#### [STATED PROBLEM]
Every line with the string "chevron" should be gathered.

#### [DATA FOR THE TASK]

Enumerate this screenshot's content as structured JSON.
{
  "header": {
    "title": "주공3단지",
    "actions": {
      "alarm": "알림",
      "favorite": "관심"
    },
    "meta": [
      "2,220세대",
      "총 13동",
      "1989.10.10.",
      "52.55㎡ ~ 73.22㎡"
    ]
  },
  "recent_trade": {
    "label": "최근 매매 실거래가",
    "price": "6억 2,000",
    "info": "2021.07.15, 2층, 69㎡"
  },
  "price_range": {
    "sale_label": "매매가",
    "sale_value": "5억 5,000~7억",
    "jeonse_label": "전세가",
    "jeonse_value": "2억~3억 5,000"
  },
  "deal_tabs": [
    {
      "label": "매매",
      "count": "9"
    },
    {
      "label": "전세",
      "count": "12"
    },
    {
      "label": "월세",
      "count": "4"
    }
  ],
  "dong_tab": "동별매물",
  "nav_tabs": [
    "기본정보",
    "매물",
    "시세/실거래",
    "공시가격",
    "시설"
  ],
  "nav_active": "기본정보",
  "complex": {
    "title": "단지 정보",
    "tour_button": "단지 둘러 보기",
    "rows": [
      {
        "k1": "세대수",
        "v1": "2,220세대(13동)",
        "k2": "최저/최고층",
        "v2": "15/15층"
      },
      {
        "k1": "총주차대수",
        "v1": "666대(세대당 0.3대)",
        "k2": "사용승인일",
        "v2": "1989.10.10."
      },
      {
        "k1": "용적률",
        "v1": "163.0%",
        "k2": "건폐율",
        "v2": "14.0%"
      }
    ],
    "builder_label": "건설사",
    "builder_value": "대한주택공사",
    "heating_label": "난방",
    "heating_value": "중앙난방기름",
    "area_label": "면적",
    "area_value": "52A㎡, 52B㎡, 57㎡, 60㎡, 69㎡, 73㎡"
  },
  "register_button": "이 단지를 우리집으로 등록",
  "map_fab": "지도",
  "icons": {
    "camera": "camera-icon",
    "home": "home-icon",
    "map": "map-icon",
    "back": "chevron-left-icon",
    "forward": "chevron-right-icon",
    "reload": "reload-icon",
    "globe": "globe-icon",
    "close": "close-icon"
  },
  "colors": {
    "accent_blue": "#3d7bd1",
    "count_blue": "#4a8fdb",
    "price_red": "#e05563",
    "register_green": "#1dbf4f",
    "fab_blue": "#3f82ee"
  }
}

#### [WRITTEN REPLY]
    "back": "chevron-left-icon",
    "forward": "chevron-right-icon",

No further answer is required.